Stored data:
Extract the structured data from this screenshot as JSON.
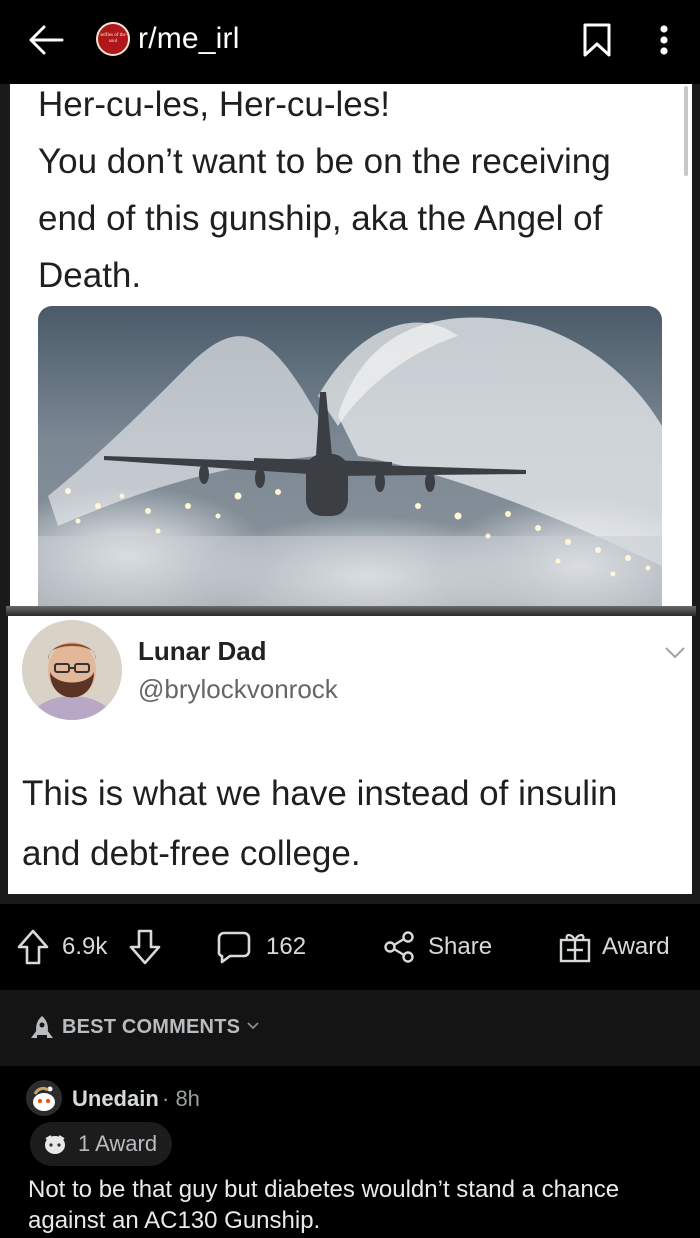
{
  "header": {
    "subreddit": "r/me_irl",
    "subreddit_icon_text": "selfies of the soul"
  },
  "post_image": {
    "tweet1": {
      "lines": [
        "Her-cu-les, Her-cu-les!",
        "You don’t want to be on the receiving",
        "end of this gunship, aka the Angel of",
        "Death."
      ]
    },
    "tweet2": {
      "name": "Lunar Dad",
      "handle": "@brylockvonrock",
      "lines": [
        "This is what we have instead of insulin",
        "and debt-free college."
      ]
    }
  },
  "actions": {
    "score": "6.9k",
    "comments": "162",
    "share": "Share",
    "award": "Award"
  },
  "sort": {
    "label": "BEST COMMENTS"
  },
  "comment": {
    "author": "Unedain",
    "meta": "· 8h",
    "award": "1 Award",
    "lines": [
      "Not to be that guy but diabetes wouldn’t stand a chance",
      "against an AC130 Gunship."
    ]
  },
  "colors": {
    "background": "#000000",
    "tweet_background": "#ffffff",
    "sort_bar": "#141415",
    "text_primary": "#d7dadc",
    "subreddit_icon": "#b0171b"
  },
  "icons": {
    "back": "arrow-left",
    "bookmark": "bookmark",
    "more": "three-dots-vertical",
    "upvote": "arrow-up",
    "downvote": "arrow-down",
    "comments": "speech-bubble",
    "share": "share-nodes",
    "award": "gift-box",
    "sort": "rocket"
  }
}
--
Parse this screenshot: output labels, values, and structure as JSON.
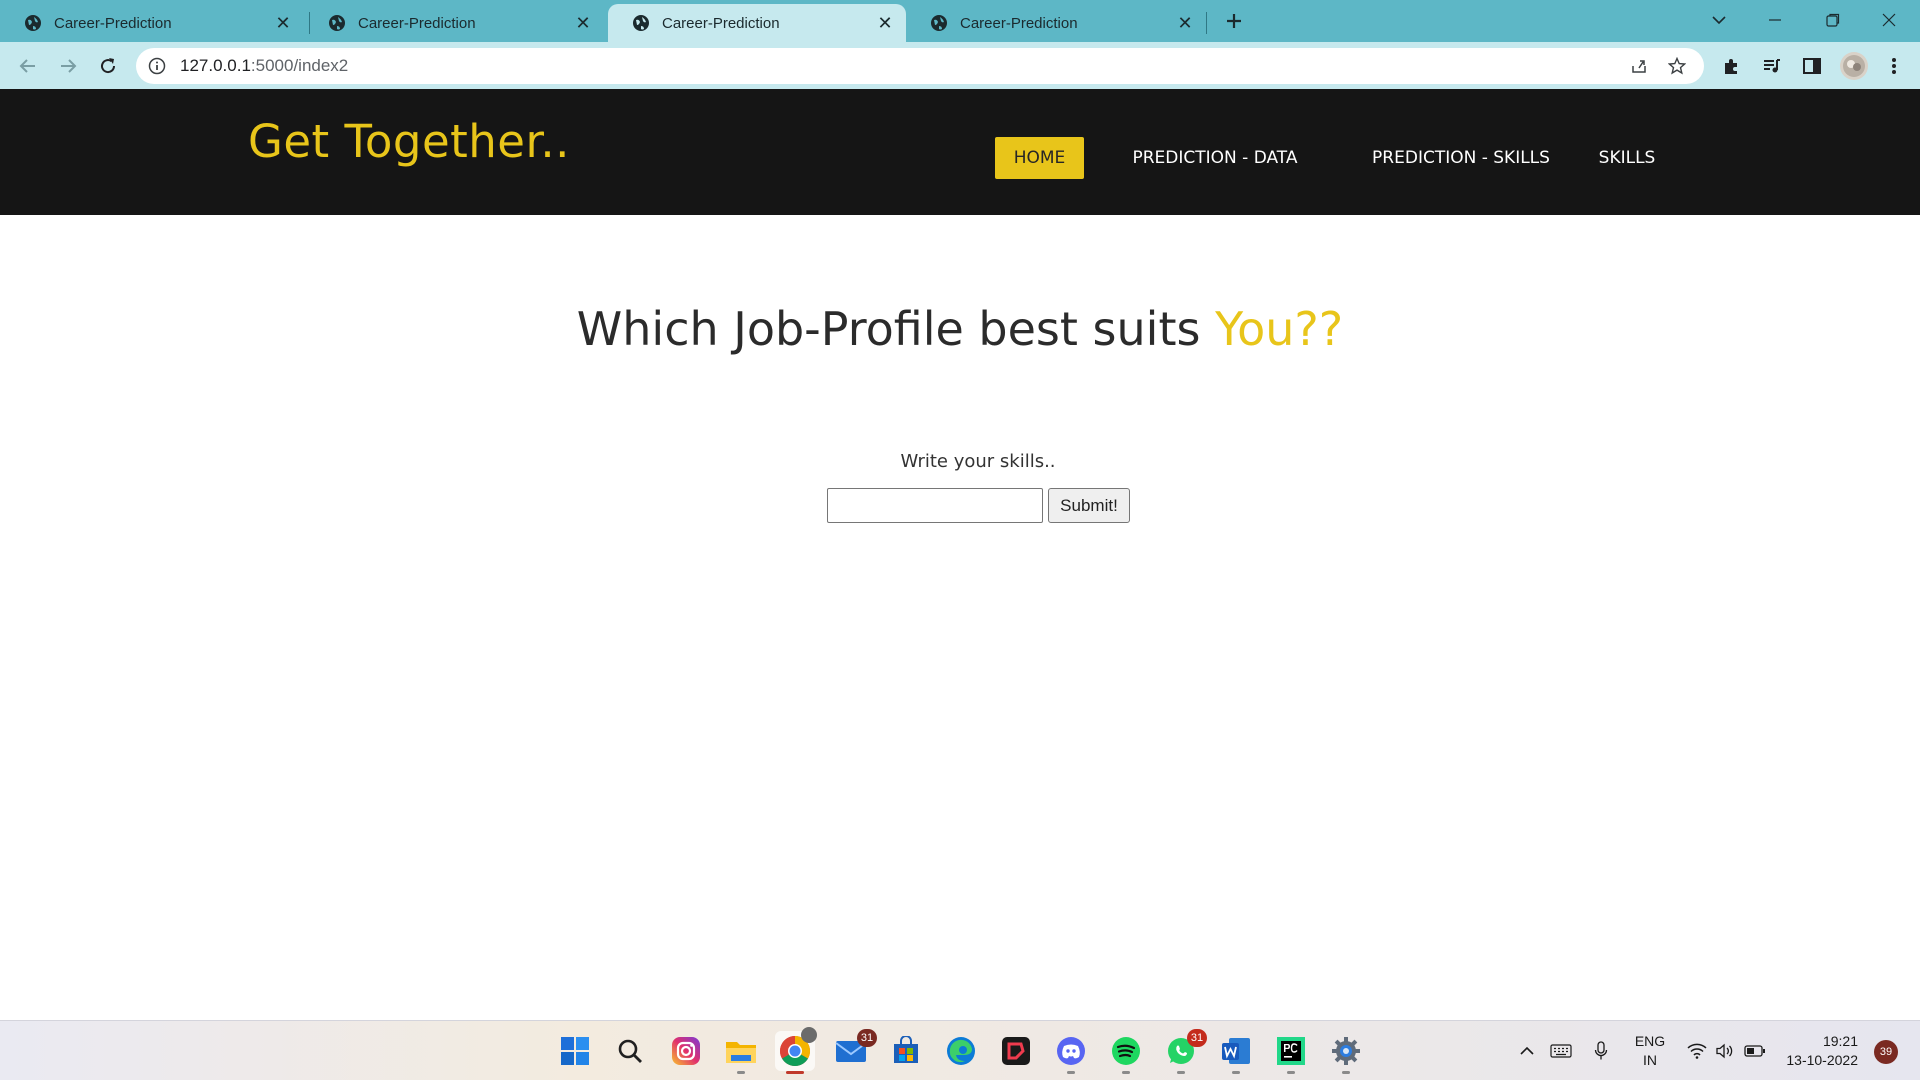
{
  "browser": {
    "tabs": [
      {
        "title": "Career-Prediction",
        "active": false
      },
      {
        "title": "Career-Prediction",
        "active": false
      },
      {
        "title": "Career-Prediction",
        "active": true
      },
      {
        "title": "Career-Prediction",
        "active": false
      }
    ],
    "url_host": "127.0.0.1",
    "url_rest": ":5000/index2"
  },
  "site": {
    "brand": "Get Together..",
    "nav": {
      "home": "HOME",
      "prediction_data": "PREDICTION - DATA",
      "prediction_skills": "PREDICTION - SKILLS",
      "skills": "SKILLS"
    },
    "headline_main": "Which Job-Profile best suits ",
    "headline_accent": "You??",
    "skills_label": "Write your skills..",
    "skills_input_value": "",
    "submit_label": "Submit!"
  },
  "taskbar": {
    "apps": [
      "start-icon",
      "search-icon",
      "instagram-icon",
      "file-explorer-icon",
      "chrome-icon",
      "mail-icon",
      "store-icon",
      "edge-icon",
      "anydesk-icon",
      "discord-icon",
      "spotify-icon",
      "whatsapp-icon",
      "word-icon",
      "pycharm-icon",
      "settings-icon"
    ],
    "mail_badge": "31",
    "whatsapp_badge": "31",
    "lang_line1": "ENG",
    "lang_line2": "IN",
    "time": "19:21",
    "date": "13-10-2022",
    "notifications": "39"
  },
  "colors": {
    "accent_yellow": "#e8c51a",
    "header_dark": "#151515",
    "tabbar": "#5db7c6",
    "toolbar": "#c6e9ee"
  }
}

[TASK TO COMPLETE]
Track down all lines above with the string "screenshot" and copy them.

[IN RESPONSE]
Extract the structured data from this screenshot as JSON.
Parse this screenshot: output labels, values, and structure as JSON.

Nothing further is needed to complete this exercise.